--- START STORED RECORDS ---
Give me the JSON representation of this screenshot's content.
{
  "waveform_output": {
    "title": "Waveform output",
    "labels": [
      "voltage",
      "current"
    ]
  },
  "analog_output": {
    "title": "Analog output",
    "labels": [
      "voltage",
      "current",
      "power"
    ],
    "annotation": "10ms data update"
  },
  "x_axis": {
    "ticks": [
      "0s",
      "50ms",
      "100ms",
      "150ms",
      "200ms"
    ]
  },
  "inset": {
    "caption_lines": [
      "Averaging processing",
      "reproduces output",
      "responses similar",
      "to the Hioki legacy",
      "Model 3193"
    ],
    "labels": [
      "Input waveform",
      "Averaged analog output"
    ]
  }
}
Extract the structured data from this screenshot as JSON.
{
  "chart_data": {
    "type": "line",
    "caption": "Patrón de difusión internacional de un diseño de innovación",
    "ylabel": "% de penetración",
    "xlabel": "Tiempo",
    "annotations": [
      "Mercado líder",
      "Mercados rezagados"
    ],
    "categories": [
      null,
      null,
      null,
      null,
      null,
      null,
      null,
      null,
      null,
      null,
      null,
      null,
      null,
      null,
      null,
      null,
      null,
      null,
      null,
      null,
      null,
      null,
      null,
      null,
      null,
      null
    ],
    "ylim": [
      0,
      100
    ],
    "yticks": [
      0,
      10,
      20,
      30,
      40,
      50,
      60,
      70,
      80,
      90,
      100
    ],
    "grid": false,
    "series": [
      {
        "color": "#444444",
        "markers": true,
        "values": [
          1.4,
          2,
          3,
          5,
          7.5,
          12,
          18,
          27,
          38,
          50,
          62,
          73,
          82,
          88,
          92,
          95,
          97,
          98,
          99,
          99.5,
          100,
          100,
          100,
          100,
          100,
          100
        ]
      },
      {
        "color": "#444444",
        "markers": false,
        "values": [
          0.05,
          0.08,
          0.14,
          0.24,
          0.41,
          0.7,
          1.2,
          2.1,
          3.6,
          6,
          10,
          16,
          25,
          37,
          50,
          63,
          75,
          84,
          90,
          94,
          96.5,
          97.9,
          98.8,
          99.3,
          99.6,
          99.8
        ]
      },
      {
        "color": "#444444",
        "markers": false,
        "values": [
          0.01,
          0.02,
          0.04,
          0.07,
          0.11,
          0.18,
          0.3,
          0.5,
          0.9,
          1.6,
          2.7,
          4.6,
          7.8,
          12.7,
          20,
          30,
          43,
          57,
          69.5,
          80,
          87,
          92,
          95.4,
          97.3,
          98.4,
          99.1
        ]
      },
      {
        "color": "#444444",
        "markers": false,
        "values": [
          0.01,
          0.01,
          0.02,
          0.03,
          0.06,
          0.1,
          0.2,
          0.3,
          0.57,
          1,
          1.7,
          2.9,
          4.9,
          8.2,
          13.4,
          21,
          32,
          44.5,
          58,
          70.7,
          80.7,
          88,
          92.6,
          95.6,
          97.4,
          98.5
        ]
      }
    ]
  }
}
--- END STORED RECORDS ---
▶ **WHAT THIS TASK INVOLVES**: Print back all the lines verbatim.

▶ **WRITTEN ANSWER**:
Give me the JSON representation of this screenshot's content.
{
  "waveform_output": {
    "title": "Waveform output",
    "labels": [
      "voltage",
      "current"
    ]
  },
  "analog_output": {
    "title": "Analog output",
    "labels": [
      "voltage",
      "current",
      "power"
    ],
    "annotation": "10ms data update"
  },
  "x_axis": {
    "ticks": [
      "0s",
      "50ms",
      "100ms",
      "150ms",
      "200ms"
    ]
  },
  "inset": {
    "caption_lines": [
      "Averaging processing",
      "reproduces output",
      "responses similar",
      "to the Hioki legacy",
      "Model 3193"
    ],
    "labels": [
      "Input waveform",
      "Averaged analog output"
    ]
  }
}
Extract the structured data from this screenshot as JSON.
{
  "chart_data": {
    "type": "line",
    "caption": "Patrón de difusión internacional de un diseño de innovación",
    "ylabel": "% de penetración",
    "xlabel": "Tiempo",
    "annotations": [
      "Mercado líder",
      "Mercados rezagados"
    ],
    "categories": [
      null,
      null,
      null,
      null,
      null,
      null,
      null,
      null,
      null,
      null,
      null,
      null,
      null,
      null,
      null,
      null,
      null,
      null,
      null,
      null,
      null,
      null,
      null,
      null,
      null,
      null
    ],
    "ylim": [
      0,
      100
    ],
    "yticks": [
      0,
      10,
      20,
      30,
      40,
      50,
      60,
      70,
      80,
      90,
      100
    ],
    "grid": false,
    "series": [
      {
        "color": "#444444",
        "markers": true,
        "values": [
          1.4,
          2,
          3,
          5,
          7.5,
          12,
          18,
          27,
          38,
          50,
          62,
          73,
          82,
          88,
          92,
          95,
          97,
          98,
          99,
          99.5,
          100,
          100,
          100,
          100,
          100,
          100
        ]
      },
      {
        "color": "#444444",
        "markers": false,
        "values": [
          0.05,
          0.08,
          0.14,
          0.24,
          0.41,
          0.7,
          1.2,
          2.1,
          3.6,
          6,
          10,
          16,
          25,
          37,
          50,
          63,
          75,
          84,
          90,
          94,
          96.5,
          97.9,
          98.8,
          99.3,
          99.6,
          99.8
        ]
      },
      {
        "color": "#444444",
        "markers": false,
        "values": [
          0.01,
          0.02,
          0.04,
          0.07,
          0.11,
          0.18,
          0.3,
          0.5,
          0.9,
          1.6,
          2.7,
          4.6,
          7.8,
          12.7,
          20,
          30,
          43,
          57,
          69.5,
          80,
          87,
          92,
          95.4,
          97.3,
          98.4,
          99.1
        ]
      },
      {
        "color": "#444444",
        "markers": false,
        "values": [
          0.01,
          0.01,
          0.02,
          0.03,
          0.06,
          0.1,
          0.2,
          0.3,
          0.57,
          1,
          1.7,
          2.9,
          4.9,
          8.2,
          13.4,
          21,
          32,
          44.5,
          58,
          70.7,
          80.7,
          88,
          92.6,
          95.6,
          97.4,
          98.5
        ]
      }
    ]
  }
}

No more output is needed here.